→ Task requirements
[A] Translate the sentence "No protected species were sampled." from the hake methods text into Spanish.
[B] Rewrite the hake methods text beginning at the words "All statistical analyses" and stopping after "various R scripts.", substituting "Analysis of covariance" for "ANCOVA".

→ Document passage
--------
Other sources of information: upwelling, sea water temperature, day and spawning length

Monthly upwelling indexes were provided by the Spanish Institute of Oceanography (www.indicedeafloramiento.ieo.es) using data on sea surface level pressure from the weather research and forecasting (WRF) operational model of Meteogalicia (http://www.meteogalicia.gal) for the region, between December 2011 and November 2012. Day length (number of daylight hours) at 43° 30′N 9°30′W was obtained from the Astronomical Applications Department of the U.S. Naval Observatory Data Service (http://aa.usno.navy.mil/index.php). The sea water temperature at the same geographical position at depth 50–350 m (monthly mean) was acquired from IBIRYS Regional High Resolution Reanalysis⁶⁷ located at Copernicus Marine Environment Monitoring Services (http://www.copernicus.eu/) (product identifier: IBI_ REANALYSIS_PHYS_005_002). The above three selected abiotic factors were specifically used to explore impacts of environmental cues/drivers on European hake oocyte recruitment.

Statistical analyses

All statistical analyses were performed using R version 3.2.3 (https://www.r-project.org/) with P < 0.05 considered as a significant result. Differences in volume fraction (Vvi) between grid types were analyzed using paired t-test. The relationship between TL-based and EW-based NOi, was tested by a linear regression. ANCOVA was applied to contrast slope and intercept values for total length (TL) regressed on formalin-fixed gonad weight (GW_f) split by ovarian phase (MAT). Relationships between potential fecundity and TL among spawning seasons were assessed by General Linear Models. All tests consulted were executed according to standard routines, as indicated in the various R scripts.

Ethics statement

No specific permissions for sampling were required for this study as all the individuals sampled were obtained from commercial fishing following the local laws. Fish were purchased once the fishers processed them and analysed on board or right after landing. No protected species were sampled. No authorization or ethics board approval was required to conduct the study.
--------
Document layout detection data

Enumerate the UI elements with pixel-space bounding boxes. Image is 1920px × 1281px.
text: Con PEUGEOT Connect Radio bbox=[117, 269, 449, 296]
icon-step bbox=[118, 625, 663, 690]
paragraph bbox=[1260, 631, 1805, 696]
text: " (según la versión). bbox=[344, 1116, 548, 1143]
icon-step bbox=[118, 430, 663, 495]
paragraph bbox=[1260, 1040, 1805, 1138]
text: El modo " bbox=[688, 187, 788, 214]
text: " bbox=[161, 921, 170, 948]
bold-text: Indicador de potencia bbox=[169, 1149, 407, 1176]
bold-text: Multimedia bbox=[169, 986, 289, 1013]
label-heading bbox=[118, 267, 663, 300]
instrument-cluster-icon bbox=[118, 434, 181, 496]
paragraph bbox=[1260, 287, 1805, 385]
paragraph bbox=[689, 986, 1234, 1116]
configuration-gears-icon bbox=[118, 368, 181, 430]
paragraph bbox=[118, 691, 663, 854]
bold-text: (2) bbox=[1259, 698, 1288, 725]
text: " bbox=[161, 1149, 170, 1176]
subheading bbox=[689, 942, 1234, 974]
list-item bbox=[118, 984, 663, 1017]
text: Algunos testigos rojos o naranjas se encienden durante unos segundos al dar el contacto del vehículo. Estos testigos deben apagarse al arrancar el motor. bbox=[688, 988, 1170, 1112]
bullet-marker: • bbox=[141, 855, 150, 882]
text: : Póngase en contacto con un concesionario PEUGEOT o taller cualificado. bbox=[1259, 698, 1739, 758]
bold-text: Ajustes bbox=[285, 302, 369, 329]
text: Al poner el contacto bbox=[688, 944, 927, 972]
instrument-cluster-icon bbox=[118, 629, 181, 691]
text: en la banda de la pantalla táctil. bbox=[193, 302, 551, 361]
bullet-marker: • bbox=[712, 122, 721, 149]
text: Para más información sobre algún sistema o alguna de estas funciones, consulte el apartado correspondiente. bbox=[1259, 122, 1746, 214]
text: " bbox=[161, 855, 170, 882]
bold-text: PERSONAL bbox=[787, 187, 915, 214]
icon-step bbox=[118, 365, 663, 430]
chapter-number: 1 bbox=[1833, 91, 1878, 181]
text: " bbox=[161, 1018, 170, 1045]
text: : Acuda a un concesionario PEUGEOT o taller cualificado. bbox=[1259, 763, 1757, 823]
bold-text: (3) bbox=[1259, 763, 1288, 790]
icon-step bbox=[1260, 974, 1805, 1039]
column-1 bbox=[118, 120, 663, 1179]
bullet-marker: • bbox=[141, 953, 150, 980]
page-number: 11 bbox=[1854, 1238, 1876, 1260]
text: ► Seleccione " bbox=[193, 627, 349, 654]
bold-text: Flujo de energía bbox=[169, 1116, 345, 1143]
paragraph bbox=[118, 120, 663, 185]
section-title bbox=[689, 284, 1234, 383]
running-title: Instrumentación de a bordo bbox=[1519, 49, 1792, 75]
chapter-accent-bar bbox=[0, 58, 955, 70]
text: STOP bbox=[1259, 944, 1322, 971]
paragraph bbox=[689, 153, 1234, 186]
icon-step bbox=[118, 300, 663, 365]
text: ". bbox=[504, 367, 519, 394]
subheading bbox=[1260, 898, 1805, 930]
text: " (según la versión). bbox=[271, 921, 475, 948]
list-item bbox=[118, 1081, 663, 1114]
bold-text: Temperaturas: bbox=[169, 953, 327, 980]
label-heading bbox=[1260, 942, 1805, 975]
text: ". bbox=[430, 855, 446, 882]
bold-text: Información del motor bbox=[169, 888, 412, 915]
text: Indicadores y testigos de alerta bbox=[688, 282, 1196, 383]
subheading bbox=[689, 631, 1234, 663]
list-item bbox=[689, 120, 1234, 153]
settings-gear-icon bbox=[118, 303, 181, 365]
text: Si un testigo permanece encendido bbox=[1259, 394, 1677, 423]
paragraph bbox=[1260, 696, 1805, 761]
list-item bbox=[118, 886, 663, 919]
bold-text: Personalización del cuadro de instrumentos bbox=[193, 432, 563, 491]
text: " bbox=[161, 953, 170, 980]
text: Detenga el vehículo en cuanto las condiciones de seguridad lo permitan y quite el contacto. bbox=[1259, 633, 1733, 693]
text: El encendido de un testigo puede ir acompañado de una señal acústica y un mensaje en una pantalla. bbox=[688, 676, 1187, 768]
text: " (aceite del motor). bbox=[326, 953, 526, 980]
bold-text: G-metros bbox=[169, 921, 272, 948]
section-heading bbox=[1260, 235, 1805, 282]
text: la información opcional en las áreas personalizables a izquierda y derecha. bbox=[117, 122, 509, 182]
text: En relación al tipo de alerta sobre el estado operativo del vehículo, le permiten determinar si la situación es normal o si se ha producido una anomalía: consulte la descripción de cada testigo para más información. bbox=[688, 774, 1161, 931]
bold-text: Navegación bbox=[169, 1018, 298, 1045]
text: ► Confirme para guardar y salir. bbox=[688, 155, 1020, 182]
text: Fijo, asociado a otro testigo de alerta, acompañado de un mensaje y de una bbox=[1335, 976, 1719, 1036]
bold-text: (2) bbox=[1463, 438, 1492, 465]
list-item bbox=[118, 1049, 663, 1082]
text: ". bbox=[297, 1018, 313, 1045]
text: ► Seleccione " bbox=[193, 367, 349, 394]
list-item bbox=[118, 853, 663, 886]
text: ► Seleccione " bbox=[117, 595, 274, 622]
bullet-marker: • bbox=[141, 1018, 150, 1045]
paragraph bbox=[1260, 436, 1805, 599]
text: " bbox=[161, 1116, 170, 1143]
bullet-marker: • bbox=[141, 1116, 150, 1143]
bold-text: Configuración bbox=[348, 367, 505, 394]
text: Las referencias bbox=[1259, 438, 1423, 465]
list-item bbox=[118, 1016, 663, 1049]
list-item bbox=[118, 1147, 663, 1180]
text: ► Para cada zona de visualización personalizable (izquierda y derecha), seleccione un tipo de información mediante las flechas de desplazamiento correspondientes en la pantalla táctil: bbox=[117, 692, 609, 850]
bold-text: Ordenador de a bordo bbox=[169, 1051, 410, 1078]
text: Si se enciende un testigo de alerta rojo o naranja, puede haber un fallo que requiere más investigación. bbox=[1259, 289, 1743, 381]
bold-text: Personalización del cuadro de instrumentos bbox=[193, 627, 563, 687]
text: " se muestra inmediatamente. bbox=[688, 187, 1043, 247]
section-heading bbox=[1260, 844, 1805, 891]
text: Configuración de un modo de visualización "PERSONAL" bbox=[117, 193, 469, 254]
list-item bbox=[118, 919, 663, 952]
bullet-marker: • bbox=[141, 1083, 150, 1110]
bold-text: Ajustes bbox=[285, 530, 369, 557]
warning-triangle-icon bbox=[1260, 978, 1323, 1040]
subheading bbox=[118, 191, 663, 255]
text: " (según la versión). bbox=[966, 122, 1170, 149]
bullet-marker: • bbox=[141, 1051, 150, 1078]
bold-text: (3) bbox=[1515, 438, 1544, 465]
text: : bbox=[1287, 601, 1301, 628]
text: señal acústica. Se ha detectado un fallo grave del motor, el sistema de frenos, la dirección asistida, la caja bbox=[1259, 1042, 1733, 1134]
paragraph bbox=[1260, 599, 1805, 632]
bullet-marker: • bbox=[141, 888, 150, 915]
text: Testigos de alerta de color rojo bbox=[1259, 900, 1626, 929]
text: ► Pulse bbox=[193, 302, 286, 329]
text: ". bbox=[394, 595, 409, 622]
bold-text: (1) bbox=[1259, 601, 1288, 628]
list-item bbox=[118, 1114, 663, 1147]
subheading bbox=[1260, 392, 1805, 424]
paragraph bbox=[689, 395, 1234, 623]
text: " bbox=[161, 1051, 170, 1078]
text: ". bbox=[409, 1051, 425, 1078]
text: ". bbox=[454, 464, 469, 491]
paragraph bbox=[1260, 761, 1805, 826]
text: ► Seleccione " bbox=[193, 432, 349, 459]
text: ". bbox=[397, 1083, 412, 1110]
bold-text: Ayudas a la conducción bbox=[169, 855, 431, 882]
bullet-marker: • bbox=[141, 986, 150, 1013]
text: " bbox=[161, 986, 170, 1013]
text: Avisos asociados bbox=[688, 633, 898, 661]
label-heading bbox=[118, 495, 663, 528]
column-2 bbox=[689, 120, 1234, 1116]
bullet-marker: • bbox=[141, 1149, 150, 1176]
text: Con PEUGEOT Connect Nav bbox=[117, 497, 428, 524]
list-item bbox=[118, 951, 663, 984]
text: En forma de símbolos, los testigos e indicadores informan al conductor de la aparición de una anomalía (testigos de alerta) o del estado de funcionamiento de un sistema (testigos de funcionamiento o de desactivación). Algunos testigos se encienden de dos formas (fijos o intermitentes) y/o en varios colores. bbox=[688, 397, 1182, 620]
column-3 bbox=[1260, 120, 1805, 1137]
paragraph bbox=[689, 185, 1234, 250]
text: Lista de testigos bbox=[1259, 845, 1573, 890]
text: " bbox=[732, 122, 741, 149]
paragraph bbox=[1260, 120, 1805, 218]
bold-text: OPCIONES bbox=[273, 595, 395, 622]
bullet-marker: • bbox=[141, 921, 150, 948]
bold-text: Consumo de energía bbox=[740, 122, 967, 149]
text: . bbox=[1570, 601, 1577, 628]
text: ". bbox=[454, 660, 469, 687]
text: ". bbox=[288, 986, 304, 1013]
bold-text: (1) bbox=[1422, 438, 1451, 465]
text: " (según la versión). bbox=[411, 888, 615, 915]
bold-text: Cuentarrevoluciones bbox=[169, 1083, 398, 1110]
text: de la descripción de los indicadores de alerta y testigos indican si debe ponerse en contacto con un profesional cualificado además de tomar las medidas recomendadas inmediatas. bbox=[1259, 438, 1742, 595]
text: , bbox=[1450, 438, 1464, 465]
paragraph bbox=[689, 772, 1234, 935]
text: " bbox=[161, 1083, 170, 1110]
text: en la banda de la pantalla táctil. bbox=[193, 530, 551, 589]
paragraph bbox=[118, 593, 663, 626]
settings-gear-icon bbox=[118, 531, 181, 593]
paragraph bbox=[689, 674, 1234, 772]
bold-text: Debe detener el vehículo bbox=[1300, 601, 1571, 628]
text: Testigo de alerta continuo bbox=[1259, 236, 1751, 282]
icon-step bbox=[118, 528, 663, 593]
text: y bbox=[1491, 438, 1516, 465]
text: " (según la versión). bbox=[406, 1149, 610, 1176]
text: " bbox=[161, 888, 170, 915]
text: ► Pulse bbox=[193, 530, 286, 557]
--------
→ Answers to each task
[A] No se muestrearon especies protegidas.

[B]
All statistical analyses were performed using R version 3.2.3 (https://www.r-project.org/) with P < 0.05 considered as a significant result. Differences in volume fraction (Vvi) between grid types were analyzed using paired t-test. The relationship between TL-based and EW-based NOi, was tested by a linear regression. Analysis of covariance was applied to contrast slope and intercept values for total length (TL) regressed on formalin-fixed gonad weight (GW_f) split by ovarian phase (MAT). Relationships between potential fecundity and TL among spawning seasons were assessed by General Linear Models. All tests consulted were executed according to standard routines, as indicated in the various R scripts.